[What the task asks]:
Wherever "Алексеева" appears in a line, list that line.

[Provided records]:
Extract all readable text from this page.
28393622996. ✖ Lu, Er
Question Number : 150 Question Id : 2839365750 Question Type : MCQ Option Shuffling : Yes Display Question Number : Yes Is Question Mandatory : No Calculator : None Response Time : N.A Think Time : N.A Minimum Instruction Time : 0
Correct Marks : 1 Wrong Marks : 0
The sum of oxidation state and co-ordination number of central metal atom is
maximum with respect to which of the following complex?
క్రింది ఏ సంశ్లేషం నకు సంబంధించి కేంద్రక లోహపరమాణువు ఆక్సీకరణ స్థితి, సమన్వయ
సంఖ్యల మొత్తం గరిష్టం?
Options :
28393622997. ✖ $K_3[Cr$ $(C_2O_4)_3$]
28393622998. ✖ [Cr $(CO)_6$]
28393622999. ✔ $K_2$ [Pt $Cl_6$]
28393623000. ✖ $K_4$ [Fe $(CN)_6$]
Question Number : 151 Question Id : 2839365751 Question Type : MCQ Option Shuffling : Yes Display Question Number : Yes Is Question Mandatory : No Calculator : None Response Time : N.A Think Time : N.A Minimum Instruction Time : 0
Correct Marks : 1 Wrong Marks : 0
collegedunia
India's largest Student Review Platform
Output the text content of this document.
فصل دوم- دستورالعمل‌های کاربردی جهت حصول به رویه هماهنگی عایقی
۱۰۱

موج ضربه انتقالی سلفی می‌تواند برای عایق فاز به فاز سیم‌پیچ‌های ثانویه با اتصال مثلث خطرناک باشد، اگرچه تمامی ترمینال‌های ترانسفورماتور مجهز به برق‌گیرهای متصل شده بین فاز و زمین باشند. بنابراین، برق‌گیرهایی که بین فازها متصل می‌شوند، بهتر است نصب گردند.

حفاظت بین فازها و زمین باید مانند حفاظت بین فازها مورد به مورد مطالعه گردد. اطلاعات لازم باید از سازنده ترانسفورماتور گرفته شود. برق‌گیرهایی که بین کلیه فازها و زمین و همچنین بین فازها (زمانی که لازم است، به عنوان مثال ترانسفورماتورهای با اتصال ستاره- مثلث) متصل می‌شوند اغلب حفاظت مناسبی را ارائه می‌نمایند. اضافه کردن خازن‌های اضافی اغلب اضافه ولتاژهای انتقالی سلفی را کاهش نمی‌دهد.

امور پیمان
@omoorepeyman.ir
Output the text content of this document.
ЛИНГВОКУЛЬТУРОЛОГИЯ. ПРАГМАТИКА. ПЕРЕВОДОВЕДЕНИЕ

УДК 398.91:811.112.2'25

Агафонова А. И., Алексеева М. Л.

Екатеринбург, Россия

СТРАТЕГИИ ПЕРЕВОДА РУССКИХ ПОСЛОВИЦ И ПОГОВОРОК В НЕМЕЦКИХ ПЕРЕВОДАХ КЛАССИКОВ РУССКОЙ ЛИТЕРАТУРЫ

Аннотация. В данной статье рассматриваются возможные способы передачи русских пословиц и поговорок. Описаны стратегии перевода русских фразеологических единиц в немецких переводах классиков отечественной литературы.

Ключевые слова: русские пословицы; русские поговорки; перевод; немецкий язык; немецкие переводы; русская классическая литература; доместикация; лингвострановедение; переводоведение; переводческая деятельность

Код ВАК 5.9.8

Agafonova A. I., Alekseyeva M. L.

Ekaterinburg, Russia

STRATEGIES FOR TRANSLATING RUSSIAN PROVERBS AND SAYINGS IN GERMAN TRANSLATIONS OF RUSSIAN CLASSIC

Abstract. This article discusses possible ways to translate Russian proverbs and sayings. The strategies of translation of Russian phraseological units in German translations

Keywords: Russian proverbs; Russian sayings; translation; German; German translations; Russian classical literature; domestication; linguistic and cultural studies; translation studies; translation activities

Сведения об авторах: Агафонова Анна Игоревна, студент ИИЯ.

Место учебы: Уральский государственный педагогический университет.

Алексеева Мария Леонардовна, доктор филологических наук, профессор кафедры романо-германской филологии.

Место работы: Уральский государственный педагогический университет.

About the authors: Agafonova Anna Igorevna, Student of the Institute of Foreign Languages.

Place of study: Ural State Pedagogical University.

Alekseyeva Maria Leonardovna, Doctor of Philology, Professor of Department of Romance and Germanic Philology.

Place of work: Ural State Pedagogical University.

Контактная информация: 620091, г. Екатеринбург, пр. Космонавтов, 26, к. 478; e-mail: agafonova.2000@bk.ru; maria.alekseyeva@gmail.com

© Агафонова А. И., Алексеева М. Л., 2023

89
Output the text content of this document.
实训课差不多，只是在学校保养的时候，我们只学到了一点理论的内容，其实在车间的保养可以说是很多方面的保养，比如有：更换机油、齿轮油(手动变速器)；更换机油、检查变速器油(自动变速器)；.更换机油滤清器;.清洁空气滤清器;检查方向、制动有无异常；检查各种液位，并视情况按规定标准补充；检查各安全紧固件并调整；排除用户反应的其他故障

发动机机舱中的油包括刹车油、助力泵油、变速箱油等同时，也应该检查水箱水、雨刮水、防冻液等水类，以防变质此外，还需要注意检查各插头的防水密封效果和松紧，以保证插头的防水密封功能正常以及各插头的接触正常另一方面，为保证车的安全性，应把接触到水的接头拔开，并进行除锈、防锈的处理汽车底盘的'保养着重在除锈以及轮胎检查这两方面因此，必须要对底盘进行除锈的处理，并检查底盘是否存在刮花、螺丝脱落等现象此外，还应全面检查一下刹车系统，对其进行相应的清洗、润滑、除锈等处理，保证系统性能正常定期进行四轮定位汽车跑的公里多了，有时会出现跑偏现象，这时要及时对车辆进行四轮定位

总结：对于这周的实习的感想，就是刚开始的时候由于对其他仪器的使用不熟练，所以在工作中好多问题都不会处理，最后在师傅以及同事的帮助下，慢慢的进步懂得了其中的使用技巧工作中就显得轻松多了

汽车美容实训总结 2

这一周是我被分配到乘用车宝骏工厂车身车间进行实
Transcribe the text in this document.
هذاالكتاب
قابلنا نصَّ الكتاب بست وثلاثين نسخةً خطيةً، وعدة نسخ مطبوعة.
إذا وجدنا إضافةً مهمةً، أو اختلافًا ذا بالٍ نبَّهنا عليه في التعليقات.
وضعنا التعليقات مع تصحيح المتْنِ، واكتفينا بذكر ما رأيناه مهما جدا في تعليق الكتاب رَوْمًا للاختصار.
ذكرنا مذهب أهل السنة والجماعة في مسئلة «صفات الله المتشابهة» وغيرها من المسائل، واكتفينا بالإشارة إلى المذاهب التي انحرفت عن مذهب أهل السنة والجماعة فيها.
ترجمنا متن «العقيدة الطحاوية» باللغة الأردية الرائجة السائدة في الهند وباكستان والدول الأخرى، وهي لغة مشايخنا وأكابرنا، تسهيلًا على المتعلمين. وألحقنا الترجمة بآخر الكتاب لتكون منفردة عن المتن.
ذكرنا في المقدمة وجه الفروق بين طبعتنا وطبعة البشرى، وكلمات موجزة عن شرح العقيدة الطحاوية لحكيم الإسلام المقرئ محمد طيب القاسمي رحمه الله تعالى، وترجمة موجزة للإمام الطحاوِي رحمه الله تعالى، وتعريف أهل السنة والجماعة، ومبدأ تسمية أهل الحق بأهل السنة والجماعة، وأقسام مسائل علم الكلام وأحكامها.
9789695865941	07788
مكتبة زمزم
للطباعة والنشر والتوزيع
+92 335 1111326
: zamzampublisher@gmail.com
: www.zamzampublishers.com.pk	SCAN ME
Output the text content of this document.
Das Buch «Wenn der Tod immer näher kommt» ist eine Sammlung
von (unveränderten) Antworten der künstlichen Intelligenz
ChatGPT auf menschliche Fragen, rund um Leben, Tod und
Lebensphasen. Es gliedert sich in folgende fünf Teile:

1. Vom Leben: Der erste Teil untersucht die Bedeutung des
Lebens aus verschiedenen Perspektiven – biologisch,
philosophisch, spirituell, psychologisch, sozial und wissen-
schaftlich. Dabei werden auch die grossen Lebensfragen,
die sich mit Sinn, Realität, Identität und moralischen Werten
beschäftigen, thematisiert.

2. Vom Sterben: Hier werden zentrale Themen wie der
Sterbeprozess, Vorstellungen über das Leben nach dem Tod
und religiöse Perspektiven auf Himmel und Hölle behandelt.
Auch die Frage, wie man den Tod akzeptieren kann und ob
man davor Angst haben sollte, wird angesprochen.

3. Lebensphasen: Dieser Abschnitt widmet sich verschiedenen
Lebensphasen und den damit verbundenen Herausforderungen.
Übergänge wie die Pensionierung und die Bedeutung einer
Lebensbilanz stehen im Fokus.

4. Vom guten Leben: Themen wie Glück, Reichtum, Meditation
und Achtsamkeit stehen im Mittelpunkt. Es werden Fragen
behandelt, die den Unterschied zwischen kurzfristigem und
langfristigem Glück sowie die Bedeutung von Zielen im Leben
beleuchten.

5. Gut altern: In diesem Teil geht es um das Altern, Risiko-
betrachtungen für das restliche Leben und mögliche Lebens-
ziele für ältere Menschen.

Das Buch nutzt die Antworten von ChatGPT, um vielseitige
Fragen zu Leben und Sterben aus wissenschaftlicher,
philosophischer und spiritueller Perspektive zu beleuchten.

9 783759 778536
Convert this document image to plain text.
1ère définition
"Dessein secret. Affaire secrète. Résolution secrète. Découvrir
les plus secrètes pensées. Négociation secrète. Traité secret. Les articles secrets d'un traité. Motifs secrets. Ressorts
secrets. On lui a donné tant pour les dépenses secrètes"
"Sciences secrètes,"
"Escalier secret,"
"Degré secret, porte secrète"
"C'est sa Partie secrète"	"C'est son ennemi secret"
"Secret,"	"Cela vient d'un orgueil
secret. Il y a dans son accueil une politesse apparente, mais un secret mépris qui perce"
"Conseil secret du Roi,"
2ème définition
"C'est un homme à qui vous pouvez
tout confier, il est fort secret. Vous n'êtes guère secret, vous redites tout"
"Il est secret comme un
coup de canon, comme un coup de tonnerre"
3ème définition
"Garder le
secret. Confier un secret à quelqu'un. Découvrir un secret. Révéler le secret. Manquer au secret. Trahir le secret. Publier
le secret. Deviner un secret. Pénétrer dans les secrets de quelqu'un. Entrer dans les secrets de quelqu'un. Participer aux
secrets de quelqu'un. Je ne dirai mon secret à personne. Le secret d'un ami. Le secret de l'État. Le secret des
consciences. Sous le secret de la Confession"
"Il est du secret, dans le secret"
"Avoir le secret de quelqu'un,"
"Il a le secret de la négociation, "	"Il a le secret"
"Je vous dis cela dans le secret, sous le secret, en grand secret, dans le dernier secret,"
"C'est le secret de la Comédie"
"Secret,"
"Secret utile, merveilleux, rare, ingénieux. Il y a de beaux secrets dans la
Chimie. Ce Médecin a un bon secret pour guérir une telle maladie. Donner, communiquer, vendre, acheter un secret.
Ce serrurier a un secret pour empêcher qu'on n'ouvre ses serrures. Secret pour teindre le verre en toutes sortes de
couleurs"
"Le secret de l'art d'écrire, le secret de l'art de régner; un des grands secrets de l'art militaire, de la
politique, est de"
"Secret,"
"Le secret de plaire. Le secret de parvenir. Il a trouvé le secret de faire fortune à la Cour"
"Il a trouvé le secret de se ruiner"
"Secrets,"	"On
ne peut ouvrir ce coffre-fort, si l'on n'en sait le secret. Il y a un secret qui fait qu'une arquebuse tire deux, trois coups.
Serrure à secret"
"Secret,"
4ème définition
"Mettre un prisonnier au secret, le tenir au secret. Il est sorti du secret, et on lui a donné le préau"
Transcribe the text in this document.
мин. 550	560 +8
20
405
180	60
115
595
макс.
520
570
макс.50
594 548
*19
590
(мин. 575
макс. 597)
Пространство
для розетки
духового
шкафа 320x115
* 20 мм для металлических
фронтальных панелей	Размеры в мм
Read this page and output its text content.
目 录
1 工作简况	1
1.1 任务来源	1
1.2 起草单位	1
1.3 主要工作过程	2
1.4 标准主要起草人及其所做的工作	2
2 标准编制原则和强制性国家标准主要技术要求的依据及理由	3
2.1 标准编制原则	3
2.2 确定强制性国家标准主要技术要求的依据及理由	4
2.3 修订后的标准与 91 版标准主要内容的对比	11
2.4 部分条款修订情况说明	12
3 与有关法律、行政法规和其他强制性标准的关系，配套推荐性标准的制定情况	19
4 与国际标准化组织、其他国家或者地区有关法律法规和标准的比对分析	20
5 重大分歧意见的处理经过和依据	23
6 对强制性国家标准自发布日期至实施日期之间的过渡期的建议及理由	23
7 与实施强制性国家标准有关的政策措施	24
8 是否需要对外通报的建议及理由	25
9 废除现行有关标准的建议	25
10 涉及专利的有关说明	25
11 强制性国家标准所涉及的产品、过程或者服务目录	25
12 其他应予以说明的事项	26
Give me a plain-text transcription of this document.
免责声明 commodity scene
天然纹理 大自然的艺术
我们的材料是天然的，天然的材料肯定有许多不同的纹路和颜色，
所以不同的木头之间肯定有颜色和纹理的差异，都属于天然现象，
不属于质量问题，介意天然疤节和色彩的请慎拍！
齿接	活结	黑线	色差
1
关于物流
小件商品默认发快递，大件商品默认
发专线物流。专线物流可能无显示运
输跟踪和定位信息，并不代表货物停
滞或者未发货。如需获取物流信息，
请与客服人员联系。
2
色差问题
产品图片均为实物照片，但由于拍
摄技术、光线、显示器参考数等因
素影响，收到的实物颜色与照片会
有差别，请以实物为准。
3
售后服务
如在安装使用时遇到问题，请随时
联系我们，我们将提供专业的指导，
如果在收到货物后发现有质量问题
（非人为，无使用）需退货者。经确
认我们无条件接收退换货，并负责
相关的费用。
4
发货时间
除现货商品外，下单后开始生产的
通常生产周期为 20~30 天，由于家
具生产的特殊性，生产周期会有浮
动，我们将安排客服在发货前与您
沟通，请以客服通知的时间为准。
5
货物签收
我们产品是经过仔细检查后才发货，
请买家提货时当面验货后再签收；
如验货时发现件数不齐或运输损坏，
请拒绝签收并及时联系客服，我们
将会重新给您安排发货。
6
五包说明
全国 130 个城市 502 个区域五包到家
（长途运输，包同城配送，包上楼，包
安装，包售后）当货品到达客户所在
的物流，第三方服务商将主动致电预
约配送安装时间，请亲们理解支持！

[Written reply]:
Агафонова А. И., Алексеева М. Л.
Алексеева Мария Леонардовна, доктор филологических наук, профессор кафедры романо-германской филологии.
© Агафонова А. И., Алексеева М. Л., 2023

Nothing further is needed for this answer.